[Records contained in a dataset]
+++++
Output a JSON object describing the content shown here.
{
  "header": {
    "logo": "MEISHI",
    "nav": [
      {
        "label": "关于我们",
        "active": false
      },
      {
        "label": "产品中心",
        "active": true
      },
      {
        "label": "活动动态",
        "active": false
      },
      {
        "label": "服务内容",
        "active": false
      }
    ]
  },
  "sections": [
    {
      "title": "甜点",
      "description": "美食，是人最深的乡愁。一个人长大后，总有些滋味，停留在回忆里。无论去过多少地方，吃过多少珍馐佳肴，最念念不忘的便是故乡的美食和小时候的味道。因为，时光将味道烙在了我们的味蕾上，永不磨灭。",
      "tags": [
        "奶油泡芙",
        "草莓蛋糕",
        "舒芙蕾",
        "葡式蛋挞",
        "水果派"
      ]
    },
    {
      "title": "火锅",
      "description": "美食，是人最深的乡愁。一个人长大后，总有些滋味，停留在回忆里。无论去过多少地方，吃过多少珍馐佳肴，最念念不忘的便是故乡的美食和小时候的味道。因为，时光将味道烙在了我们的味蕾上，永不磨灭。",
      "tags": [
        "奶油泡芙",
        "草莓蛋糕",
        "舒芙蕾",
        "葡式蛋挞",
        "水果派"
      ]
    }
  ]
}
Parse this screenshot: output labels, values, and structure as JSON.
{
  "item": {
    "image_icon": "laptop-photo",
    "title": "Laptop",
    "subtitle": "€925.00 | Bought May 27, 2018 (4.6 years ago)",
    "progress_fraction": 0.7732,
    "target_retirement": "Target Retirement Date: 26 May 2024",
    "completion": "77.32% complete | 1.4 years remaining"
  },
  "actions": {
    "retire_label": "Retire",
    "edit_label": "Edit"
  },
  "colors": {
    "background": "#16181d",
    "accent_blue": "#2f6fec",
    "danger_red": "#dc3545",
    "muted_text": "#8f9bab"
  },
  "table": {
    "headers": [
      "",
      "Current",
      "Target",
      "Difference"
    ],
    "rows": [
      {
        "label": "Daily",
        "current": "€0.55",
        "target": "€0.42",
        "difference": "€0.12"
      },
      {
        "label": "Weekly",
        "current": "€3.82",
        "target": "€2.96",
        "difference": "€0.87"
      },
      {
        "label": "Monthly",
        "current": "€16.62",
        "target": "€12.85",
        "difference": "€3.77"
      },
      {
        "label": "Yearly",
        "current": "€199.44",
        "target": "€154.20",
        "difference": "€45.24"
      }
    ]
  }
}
+++++
WHAT TO PRODUCE: Search the listing for the word "JSON" and return each line that holds it.

RIGHT ANSWER:
Output a JSON object describing the content shown here.
Parse this screenshot: output labels, values, and structure as JSON.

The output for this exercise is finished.